What the task requires
Return every entry exactly as written.

Entries supplied
[Start]
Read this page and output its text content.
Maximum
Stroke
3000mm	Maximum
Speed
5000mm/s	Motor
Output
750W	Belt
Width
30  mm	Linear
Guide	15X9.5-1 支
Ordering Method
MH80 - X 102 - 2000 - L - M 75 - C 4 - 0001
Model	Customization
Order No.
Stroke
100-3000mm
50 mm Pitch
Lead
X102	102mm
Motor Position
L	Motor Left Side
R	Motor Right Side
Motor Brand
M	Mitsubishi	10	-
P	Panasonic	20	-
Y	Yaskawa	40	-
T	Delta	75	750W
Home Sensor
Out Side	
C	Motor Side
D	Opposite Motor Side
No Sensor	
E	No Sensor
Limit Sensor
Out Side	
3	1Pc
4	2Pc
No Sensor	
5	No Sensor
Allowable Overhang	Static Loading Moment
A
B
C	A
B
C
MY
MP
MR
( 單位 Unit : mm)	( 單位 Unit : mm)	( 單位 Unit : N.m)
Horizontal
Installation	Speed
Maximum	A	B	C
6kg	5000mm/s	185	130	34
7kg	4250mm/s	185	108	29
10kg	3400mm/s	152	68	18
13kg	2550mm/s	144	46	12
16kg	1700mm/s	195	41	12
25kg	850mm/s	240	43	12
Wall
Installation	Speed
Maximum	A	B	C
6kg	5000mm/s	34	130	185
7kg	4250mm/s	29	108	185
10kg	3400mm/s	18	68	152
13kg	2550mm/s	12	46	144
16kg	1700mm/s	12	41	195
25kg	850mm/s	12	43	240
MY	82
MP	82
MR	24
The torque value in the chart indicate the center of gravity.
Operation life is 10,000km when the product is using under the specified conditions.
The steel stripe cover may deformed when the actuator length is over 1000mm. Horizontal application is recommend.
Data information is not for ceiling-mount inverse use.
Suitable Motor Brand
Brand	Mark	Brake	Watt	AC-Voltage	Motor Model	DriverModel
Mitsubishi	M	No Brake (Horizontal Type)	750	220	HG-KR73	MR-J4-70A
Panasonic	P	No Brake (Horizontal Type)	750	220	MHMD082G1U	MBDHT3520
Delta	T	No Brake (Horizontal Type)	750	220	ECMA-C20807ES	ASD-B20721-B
[End]
Problem solution
Read this page and output its text content.
Maximum
Stroke
3000mm	Maximum
Speed
5000mm/s	Motor
Output
750W	Belt
Width
30  mm	Linear
Guide	15X9.5-1 支
Ordering Method
MH80 - X 102 - 2000 - L - M 75 - C 4 - 0001
Model	Customization
Order No.
Stroke
100-3000mm
50 mm Pitch
Lead
X102	102mm
Motor Position
L	Motor Left Side
R	Motor Right Side
Motor Brand
M	Mitsubishi	10	-
P	Panasonic	20	-
Y	Yaskawa	40	-
T	Delta	75	750W
Home Sensor
Out Side	
C	Motor Side
D	Opposite Motor Side
No Sensor	
E	No Sensor
Limit Sensor
Out Side	
3	1Pc
4	2Pc
No Sensor	
5	No Sensor
Allowable Overhang	Static Loading Moment
A
B
C	A
B
C
MY
MP
MR
( 單位 Unit : mm)	( 單位 Unit : mm)	( 單位 Unit : N.m)
Horizontal
Installation	Speed
Maximum	A	B	C
6kg	5000mm/s	185	130	34
7kg	4250mm/s	185	108	29
10kg	3400mm/s	152	68	18
13kg	2550mm/s	144	46	12
16kg	1700mm/s	195	41	12
25kg	850mm/s	240	43	12
Wall
Installation	Speed
Maximum	A	B	C
6kg	5000mm/s	34	130	185
7kg	4250mm/s	29	108	185
10kg	3400mm/s	18	68	152
13kg	2550mm/s	12	46	144
16kg	1700mm/s	12	41	195
25kg	850mm/s	12	43	240
MY	82
MP	82
MR	24
The torque value in the chart indicate the center of gravity.
Operation life is 10,000km when the product is using under the specified conditions.
The steel stripe cover may deformed when the actuator length is over 1000mm. Horizontal application is recommend.
Data information is not for ceiling-mount inverse use.
Suitable Motor Brand
Brand	Mark	Brake	Watt	AC-Voltage	Motor Model	DriverModel
Mitsubishi	M	No Brake (Horizontal Type)	750	220	HG-KR73	MR-J4-70A
Panasonic	P	No Brake (Horizontal Type)	750	220	MHMD082G1U	MBDHT3520
Delta	T	No Brake (Horizontal Type)	750	220	ECMA-C20807ES	ASD-B20721-B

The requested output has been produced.